Website and app data records:
++++++++

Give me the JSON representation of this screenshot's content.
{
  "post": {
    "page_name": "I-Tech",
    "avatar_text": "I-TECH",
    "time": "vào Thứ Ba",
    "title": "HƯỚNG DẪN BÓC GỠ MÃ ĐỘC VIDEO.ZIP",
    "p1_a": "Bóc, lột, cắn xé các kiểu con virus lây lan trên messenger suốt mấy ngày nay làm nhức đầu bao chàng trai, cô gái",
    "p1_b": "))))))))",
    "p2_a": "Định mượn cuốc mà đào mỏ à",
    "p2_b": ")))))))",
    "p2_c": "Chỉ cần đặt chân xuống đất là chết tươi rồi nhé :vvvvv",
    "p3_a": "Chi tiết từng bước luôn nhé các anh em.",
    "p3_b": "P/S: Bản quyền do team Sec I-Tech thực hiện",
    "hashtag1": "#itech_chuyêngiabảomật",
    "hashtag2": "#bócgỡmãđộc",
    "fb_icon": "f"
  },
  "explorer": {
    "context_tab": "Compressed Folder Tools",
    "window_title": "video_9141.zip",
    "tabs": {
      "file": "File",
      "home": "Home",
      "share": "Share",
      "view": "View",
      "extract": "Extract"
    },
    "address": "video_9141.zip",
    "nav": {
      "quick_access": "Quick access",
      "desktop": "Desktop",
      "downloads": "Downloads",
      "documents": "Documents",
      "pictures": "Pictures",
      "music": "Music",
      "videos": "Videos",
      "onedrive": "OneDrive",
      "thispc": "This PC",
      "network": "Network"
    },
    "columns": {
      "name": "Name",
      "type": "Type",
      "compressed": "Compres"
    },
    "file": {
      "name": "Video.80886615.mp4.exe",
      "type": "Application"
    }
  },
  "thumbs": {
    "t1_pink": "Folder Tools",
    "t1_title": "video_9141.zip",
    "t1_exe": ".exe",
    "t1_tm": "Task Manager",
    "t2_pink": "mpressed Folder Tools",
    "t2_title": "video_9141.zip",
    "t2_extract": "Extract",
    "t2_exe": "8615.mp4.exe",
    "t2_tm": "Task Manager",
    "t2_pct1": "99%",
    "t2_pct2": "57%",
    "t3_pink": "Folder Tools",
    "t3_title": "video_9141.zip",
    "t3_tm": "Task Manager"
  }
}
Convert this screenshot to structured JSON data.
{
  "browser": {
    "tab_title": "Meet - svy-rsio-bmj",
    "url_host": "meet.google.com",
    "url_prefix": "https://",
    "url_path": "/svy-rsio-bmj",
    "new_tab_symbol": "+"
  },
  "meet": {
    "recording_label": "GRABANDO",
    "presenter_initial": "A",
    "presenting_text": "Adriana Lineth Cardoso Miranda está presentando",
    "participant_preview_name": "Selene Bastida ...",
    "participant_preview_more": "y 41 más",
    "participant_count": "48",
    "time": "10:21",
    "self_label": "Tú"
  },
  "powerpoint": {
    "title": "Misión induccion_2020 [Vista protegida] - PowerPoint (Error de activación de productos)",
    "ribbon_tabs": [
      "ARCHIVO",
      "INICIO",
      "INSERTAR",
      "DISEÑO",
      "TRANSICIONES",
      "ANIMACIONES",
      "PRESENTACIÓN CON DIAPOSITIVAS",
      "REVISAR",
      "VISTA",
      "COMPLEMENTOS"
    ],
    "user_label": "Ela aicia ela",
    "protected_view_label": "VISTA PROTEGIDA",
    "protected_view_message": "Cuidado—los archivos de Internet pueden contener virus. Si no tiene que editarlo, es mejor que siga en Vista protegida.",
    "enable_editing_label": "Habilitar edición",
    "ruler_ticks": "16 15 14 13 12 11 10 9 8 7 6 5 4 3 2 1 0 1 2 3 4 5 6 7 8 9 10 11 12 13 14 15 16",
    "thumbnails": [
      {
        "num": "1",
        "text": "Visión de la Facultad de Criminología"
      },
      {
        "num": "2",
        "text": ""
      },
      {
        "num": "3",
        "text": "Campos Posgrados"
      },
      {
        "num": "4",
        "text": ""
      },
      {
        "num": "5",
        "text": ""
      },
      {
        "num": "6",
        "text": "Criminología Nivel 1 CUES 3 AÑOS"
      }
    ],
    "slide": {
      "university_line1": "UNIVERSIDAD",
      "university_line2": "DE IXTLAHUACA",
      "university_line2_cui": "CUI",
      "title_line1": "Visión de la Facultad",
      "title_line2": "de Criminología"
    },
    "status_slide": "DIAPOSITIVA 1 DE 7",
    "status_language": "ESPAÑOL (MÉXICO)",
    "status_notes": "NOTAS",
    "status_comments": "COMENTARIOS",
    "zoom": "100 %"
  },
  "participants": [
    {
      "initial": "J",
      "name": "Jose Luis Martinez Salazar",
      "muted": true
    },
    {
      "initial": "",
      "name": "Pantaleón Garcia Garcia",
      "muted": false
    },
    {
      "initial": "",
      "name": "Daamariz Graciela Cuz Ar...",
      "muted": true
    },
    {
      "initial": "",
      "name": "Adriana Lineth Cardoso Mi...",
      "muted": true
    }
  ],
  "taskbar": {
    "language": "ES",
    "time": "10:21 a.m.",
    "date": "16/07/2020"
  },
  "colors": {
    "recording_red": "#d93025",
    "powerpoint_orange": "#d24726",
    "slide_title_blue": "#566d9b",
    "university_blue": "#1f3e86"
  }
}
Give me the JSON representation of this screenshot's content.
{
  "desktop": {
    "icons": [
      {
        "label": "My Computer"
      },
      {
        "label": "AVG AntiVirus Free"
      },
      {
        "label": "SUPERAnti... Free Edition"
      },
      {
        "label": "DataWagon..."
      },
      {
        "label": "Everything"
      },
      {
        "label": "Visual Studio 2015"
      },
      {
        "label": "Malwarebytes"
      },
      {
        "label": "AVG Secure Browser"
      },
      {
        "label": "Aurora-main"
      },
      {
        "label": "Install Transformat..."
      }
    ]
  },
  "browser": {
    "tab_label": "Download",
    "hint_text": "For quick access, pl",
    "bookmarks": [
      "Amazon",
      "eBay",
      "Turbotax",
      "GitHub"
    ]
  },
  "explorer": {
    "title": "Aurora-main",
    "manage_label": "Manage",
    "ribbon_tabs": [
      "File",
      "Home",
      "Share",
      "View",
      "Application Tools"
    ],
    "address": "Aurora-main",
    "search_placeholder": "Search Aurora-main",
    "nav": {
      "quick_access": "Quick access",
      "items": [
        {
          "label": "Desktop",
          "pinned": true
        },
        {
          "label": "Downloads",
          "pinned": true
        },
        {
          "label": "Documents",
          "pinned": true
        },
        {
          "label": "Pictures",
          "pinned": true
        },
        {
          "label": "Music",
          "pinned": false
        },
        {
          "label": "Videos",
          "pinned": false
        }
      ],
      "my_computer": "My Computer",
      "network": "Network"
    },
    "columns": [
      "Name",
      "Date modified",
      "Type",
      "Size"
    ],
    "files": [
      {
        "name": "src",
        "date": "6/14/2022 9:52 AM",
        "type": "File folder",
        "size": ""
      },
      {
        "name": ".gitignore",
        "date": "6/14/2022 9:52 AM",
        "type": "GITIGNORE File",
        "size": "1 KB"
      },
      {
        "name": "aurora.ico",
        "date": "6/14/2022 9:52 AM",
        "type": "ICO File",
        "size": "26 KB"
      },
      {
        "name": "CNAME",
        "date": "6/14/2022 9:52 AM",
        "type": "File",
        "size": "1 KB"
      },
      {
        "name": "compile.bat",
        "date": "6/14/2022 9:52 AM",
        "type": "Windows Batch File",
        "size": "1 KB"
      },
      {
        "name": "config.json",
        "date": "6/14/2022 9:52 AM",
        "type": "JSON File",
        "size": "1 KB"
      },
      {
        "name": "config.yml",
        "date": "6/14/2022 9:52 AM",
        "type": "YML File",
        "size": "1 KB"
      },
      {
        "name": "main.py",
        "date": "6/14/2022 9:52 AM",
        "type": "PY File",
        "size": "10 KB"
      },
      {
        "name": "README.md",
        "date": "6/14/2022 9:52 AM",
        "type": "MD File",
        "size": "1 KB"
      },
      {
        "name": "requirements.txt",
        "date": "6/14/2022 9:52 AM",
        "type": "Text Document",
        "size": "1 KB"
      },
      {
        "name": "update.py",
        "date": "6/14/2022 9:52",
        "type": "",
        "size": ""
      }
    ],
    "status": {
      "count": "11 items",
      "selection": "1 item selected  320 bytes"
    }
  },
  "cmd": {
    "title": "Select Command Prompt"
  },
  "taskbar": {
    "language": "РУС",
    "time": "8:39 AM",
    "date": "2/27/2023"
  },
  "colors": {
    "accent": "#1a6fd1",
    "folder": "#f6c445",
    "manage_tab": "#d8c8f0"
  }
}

++++++++

(EXERCISE DESCRIPTION):
The answer should consist of every line above in which "rsio" appears.

(RESPONSE AREA):
    "tab_title": "Meet - svy-rsio-bmj",
    "url_path": "/svy-rsio-bmj",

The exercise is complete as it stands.